With the pictures left out, reproduce exactly the lines running from the line with "What's the underlying" to the last line of the material below.

----

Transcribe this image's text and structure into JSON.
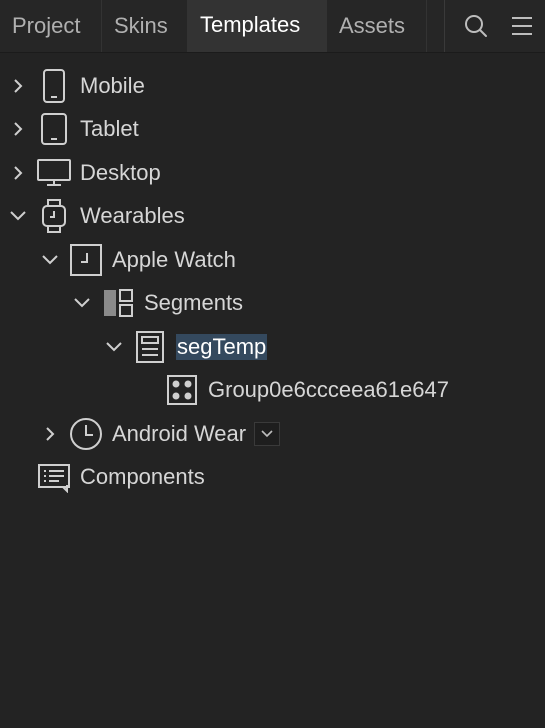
{
  "tabs": [
    {
      "label": "Project",
      "active": false
    },
    {
      "label": "Skins",
      "active": false
    },
    {
      "label": "Templates",
      "active": true
    },
    {
      "label": "Assets",
      "active": false
    }
  ],
  "toolbar": {
    "search_icon": "search-icon",
    "menu_icon": "hamburger-menu-icon"
  },
  "tree": {
    "mobile": {
      "label": "Mobile",
      "expanded": false,
      "icon": "phone-icon"
    },
    "tablet": {
      "label": "Tablet",
      "expanded": false,
      "icon": "tablet-icon"
    },
    "desktop": {
      "label": "Desktop",
      "expanded": false,
      "icon": "monitor-icon"
    },
    "wearables": {
      "label": "Wearables",
      "expanded": true,
      "icon": "watch-icon"
    },
    "apple_watch": {
      "label": "Apple Watch",
      "expanded": true,
      "icon": "watch-face-icon"
    },
    "segments": {
      "label": "Segments",
      "expanded": true,
      "icon": "segments-icon"
    },
    "segtemp": {
      "label": "segTemp",
      "expanded": true,
      "selected": true,
      "icon": "template-icon"
    },
    "group": {
      "label": "Group0e6ccceea61e647",
      "icon": "group-icon"
    },
    "android_wear": {
      "label": "Android Wear",
      "expanded": false,
      "icon": "clock-icon"
    },
    "components": {
      "label": "Components",
      "icon": "components-icon"
    }
  },
  "colors": {
    "background": "#232323",
    "tab_active": "#333333",
    "selection": "#34495e",
    "text": "#d6d6d6"
  }
}
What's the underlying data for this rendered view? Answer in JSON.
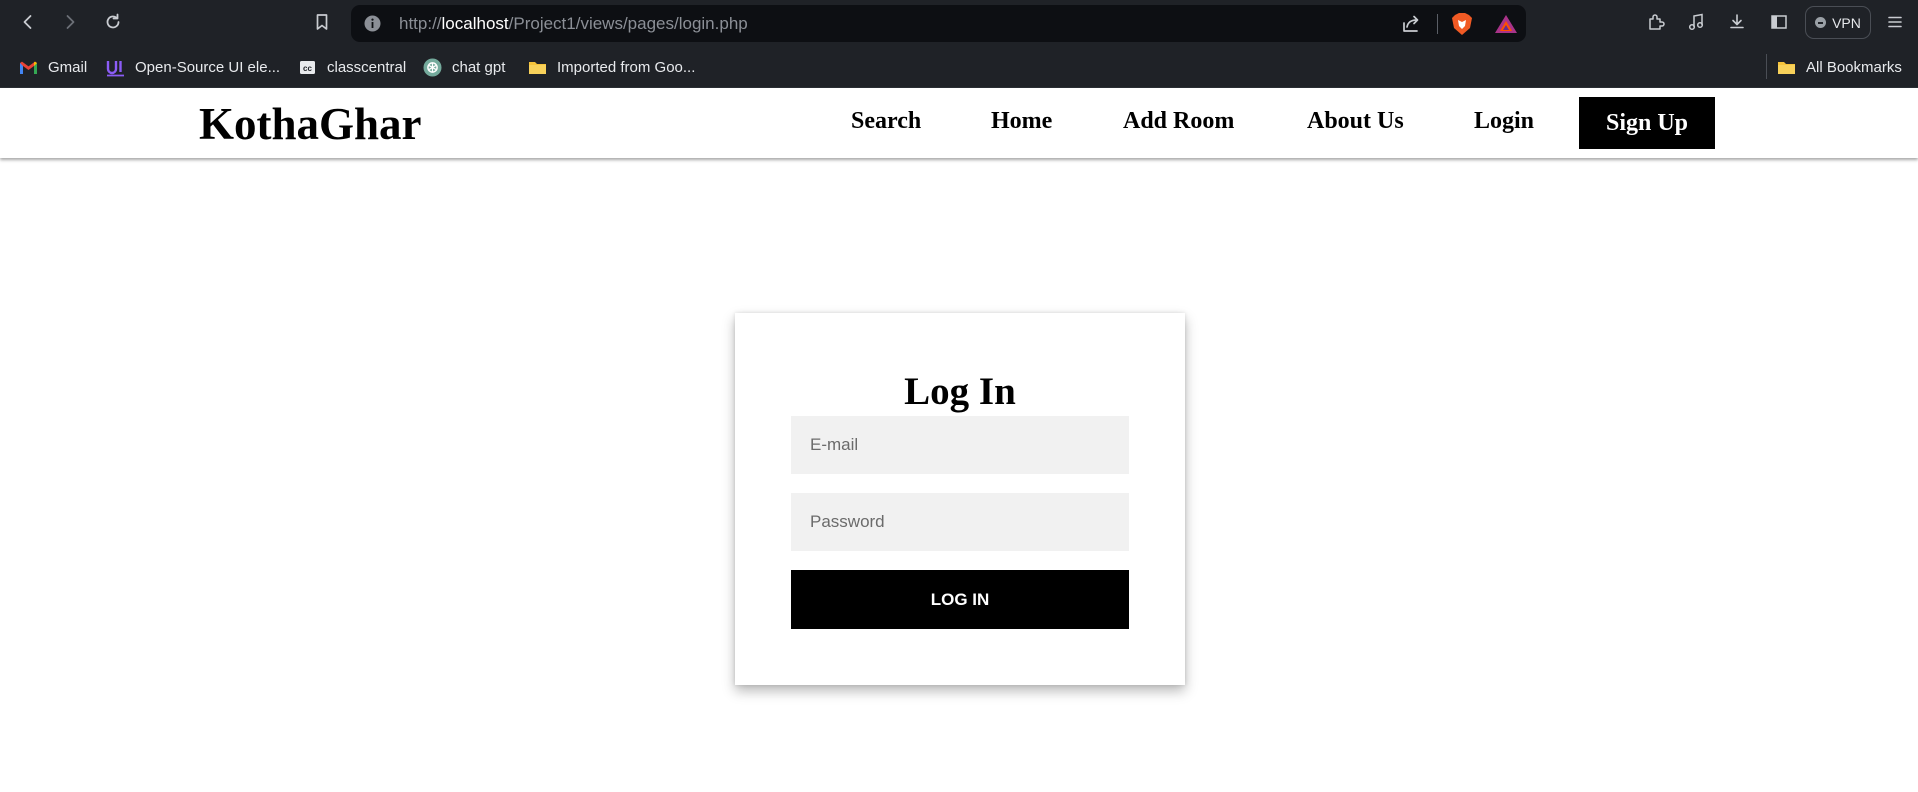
{
  "browser": {
    "url": {
      "prefix": "http://",
      "host": "localhost",
      "path": "/Project1/views/pages/login.php"
    },
    "vpn_label": "VPN",
    "bookmarks": [
      {
        "label": "Gmail",
        "icon": "gmail-icon"
      },
      {
        "label": "Open-Source UI ele...",
        "icon": "uiverse-icon"
      },
      {
        "label": "classcentral",
        "icon": "classcentral-icon"
      },
      {
        "label": "chat gpt",
        "icon": "chatgpt-icon"
      },
      {
        "label": "Imported from Goo...",
        "icon": "folder-icon"
      }
    ],
    "all_bookmarks_label": "All Bookmarks"
  },
  "site": {
    "brand": "KothaGhar",
    "nav": {
      "search": "Search",
      "home": "Home",
      "add_room": "Add Room",
      "about": "About Us",
      "login": "Login",
      "signup": "Sign Up"
    }
  },
  "login_form": {
    "title": "Log In",
    "email_placeholder": "E-mail",
    "password_placeholder": "Password",
    "submit_label": "LOG IN"
  },
  "colors": {
    "chrome_bg": "#1f2227",
    "url_bg": "#0d0f13",
    "page_bg": "#ffffff",
    "button_bg": "#000000",
    "input_bg": "#f1f1f1",
    "folder_yellow": "#f5c33b"
  }
}
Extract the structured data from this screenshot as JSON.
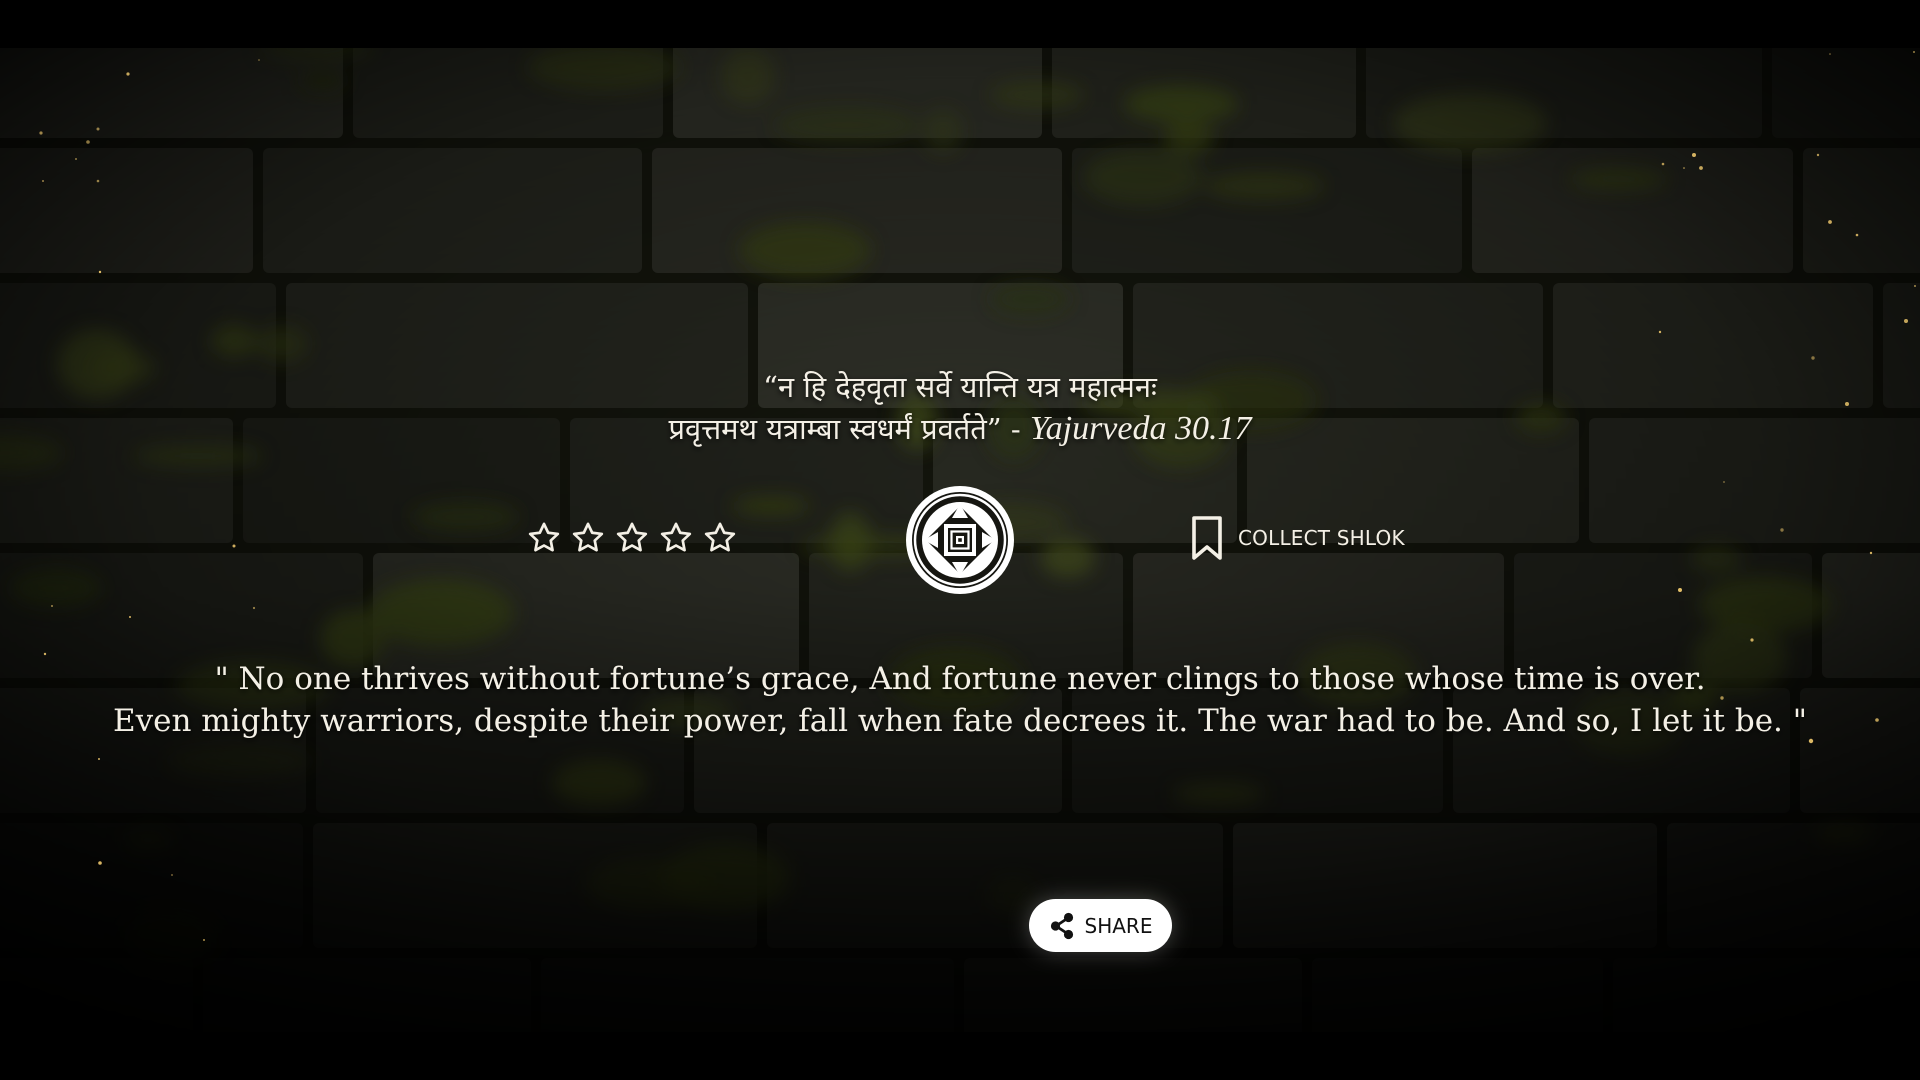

----

_COMPLETE ANSWER_:
What's the underlying data for this rendered view? Answer in JSON.
{
  "browser": {
    "url": {
      "prefix": "http://",
      "host": "localhost",
      "path": "/Project1/views/pages/login.php"
    },
    "vpn_label": "VPN",
    "bookmarks": [
      {
        "label": "Gmail",
        "icon": "gmail-icon"
      },
      {
        "label": "Open-Source UI ele...",
        "icon": "uiverse-icon"
      },
      {
        "label": "classcentral",
        "icon": "classcentral-icon"
      },
      {
        "label": "chat gpt",
        "icon": "chatgpt-icon"
      },
      {
        "label": "Imported from Goo...",
        "icon": "folder-icon"
      }
    ],
    "all_bookmarks_label": "All Bookmarks"
  },
  "site": {
    "brand": "KothaGhar",
    "nav": {
      "search": "Search",
      "home": "Home",
      "add_room": "Add Room",
      "about": "About Us",
      "login": "Login",
      "signup": "Sign Up"
    }
  },
  "login_form": {
    "title": "Log In",
    "email_placeholder": "E-mail",
    "password_placeholder": "Password",
    "submit_label": "LOG IN"
  },
  "colors": {
    "chrome_bg": "#1f2227",
    "url_bg": "#0d0f13",
    "page_bg": "#ffffff",
    "button_bg": "#000000",
    "input_bg": "#f1f1f1",
    "folder_yellow": "#f5c33b"
  }
}
Extract the structured data from this screenshot as JSON.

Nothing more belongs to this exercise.